Exercise task. Every record that follows should be printed verbatim.

Supplied data.
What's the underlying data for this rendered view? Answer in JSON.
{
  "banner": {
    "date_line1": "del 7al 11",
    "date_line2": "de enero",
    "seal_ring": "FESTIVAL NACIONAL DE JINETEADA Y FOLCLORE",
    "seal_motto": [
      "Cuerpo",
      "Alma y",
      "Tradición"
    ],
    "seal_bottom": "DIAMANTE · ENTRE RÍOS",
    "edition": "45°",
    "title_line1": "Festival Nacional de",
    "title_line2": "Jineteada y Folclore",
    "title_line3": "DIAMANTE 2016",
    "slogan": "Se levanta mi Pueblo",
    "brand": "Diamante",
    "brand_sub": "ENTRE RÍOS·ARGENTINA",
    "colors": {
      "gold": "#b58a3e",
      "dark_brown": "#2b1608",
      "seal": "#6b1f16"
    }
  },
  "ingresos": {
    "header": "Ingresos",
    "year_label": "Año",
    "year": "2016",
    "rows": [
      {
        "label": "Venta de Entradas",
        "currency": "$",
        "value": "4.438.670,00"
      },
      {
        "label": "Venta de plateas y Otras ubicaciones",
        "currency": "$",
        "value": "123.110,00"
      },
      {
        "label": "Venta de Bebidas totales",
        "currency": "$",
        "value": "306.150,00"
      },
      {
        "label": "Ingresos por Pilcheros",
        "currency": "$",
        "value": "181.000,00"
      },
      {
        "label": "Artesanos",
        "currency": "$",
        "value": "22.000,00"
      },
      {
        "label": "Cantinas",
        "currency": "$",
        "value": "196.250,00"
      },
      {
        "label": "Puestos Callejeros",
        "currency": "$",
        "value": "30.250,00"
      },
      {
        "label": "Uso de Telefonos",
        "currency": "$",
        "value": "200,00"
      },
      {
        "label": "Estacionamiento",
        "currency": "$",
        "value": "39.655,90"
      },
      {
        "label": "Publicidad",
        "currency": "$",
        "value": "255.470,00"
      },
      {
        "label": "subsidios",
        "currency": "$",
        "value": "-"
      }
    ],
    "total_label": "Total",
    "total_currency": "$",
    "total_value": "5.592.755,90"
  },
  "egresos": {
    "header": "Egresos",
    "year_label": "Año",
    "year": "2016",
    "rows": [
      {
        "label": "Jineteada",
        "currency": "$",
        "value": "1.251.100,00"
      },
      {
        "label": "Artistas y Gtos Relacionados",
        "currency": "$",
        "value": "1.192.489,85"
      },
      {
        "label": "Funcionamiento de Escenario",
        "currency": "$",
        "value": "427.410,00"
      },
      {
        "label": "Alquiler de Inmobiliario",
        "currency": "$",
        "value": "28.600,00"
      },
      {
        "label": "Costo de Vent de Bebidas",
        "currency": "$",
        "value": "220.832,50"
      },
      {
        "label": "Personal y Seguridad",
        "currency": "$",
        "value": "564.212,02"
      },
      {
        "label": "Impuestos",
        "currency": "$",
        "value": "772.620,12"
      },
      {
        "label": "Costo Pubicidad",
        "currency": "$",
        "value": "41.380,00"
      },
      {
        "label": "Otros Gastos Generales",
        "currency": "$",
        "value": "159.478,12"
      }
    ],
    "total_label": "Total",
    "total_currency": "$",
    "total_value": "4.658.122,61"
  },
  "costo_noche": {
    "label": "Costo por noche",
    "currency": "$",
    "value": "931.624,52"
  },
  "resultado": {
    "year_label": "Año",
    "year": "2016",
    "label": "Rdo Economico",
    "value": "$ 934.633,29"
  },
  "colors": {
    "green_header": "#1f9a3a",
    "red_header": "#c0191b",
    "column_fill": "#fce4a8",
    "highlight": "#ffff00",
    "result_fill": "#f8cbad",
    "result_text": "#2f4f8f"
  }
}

Full answer.
What's the underlying data for this rendered view? Answer in JSON.
{
  "banner": {
    "date_line1": "del 7al 11",
    "date_line2": "de enero",
    "seal_ring": "FESTIVAL NACIONAL DE JINETEADA Y FOLCLORE",
    "seal_motto": [
      "Cuerpo",
      "Alma y",
      "Tradición"
    ],
    "seal_bottom": "DIAMANTE · ENTRE RÍOS",
    "edition": "45°",
    "title_line1": "Festival Nacional de",
    "title_line2": "Jineteada y Folclore",
    "title_line3": "DIAMANTE 2016",
    "slogan": "Se levanta mi Pueblo",
    "brand": "Diamante",
    "brand_sub": "ENTRE RÍOS·ARGENTINA",
    "colors": {
      "gold": "#b58a3e",
      "dark_brown": "#2b1608",
      "seal": "#6b1f16"
    }
  },
  "ingresos": {
    "header": "Ingresos",
    "year_label": "Año",
    "year": "2016",
    "rows": [
      {
        "label": "Venta de Entradas",
        "currency": "$",
        "value": "4.438.670,00"
      },
      {
        "label": "Venta de plateas y Otras ubicaciones",
        "currency": "$",
        "value": "123.110,00"
      },
      {
        "label": "Venta de Bebidas totales",
        "currency": "$",
        "value": "306.150,00"
      },
      {
        "label": "Ingresos por Pilcheros",
        "currency": "$",
        "value": "181.000,00"
      },
      {
        "label": "Artesanos",
        "currency": "$",
        "value": "22.000,00"
      },
      {
        "label": "Cantinas",
        "currency": "$",
        "value": "196.250,00"
      },
      {
        "label": "Puestos Callejeros",
        "currency": "$",
        "value": "30.250,00"
      },
      {
        "label": "Uso de Telefonos",
        "currency": "$",
        "value": "200,00"
      },
      {
        "label": "Estacionamiento",
        "currency": "$",
        "value": "39.655,90"
      },
      {
        "label": "Publicidad",
        "currency": "$",
        "value": "255.470,00"
      },
      {
        "label": "subsidios",
        "currency": "$",
        "value": "-"
      }
    ],
    "total_label": "Total",
    "total_currency": "$",
    "total_value": "5.592.755,90"
  },
  "egresos": {
    "header": "Egresos",
    "year_label": "Año",
    "year": "2016",
    "rows": [
      {
        "label": "Jineteada",
        "currency": "$",
        "value": "1.251.100,00"
      },
      {
        "label": "Artistas y Gtos Relacionados",
        "currency": "$",
        "value": "1.192.489,85"
      },
      {
        "label": "Funcionamiento de Escenario",
        "currency": "$",
        "value": "427.410,00"
      },
      {
        "label": "Alquiler de Inmobiliario",
        "currency": "$",
        "value": "28.600,00"
      },
      {
        "label": "Costo de Vent de Bebidas",
        "currency": "$",
        "value": "220.832,50"
      },
      {
        "label": "Personal y Seguridad",
        "currency": "$",
        "value": "564.212,02"
      },
      {
        "label": "Impuestos",
        "currency": "$",
        "value": "772.620,12"
      },
      {
        "label": "Costo Pubicidad",
        "currency": "$",
        "value": "41.380,00"
      },
      {
        "label": "Otros Gastos Generales",
        "currency": "$",
        "value": "159.478,12"
      }
    ],
    "total_label": "Total",
    "total_currency": "$",
    "total_value": "4.658.122,61"
  },
  "costo_noche": {
    "label": "Costo por noche",
    "currency": "$",
    "value": "931.624,52"
  },
  "resultado": {
    "year_label": "Año",
    "year": "2016",
    "label": "Rdo Economico",
    "value": "$ 934.633,29"
  },
  "colors": {
    "green_header": "#1f9a3a",
    "red_header": "#c0191b",
    "column_fill": "#fce4a8",
    "highlight": "#ffff00",
    "result_fill": "#f8cbad",
    "result_text": "#2f4f8f"
  }
}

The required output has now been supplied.